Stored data

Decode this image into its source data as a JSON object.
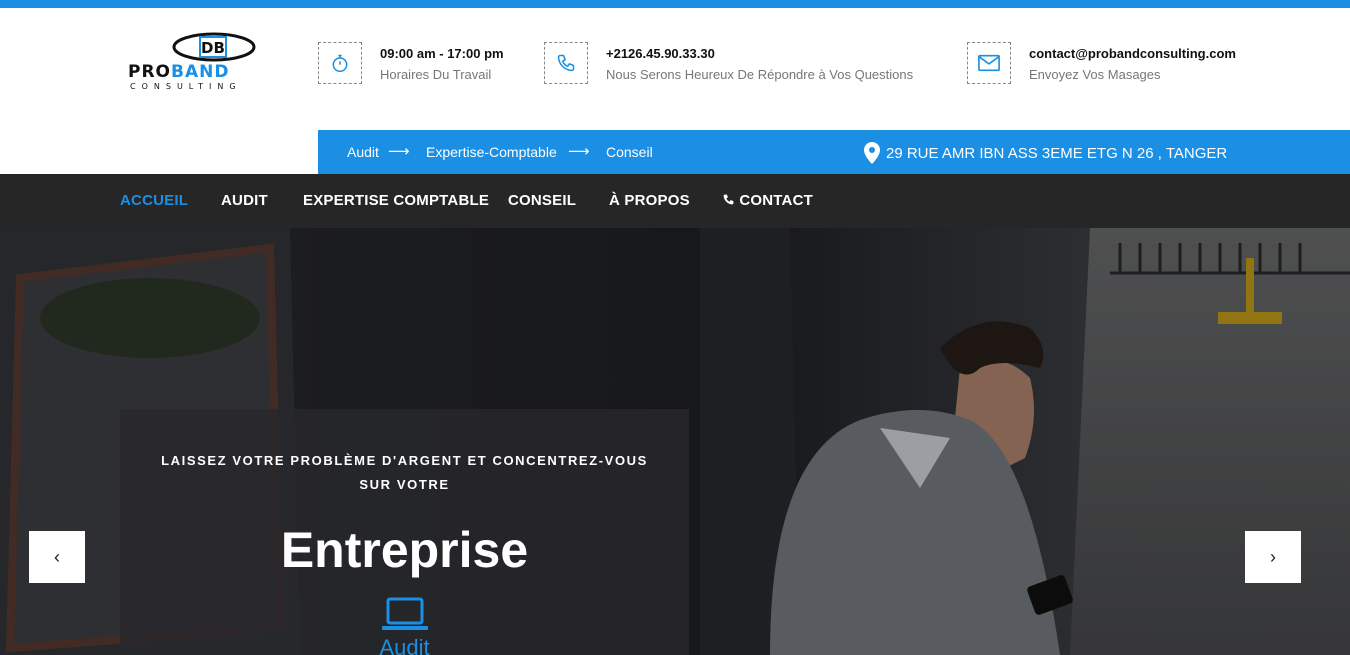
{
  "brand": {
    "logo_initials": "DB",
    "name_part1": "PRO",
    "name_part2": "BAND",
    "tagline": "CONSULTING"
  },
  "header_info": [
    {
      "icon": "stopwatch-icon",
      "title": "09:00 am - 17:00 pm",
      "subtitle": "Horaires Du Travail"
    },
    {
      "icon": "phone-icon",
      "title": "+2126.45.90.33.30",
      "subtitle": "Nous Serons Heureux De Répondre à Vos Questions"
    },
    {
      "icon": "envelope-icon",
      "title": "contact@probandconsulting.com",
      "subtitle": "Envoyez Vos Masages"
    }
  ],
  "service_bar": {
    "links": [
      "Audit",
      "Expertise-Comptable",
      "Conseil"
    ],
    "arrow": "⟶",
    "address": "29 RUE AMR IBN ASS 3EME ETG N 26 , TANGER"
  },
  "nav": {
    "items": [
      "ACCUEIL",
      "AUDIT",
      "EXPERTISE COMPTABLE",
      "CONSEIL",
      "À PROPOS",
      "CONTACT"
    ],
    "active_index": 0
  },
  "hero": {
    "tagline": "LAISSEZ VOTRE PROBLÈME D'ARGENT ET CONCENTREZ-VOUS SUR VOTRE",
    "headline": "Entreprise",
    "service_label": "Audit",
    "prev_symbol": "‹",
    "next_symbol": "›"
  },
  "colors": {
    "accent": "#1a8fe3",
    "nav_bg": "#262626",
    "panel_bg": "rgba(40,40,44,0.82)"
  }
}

--

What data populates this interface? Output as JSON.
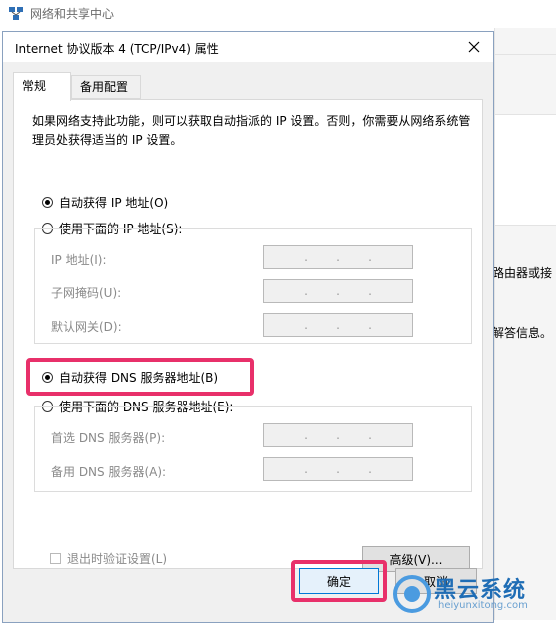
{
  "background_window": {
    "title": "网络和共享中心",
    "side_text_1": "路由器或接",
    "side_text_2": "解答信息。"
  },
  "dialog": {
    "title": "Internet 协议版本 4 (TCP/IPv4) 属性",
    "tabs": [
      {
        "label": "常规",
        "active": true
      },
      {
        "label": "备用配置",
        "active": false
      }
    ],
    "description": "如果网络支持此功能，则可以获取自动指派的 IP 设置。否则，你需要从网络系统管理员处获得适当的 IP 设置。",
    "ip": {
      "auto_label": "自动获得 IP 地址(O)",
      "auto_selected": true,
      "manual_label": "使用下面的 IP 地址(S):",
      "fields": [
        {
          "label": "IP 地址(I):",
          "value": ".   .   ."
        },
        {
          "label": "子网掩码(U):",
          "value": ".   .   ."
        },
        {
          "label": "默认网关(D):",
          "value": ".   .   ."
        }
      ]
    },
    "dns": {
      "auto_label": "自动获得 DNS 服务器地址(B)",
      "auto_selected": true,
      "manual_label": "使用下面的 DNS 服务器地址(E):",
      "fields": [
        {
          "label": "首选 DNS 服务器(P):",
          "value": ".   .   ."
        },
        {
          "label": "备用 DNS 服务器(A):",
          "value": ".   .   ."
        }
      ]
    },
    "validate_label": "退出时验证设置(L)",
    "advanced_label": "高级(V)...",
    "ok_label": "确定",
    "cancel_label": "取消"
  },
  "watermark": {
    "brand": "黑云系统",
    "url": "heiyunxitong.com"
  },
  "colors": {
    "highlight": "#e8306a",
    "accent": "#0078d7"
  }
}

### STATED GOAL
State how many lines in the records above contain the word "服务器地址", and give only that number.

### FULL SOLUTION
2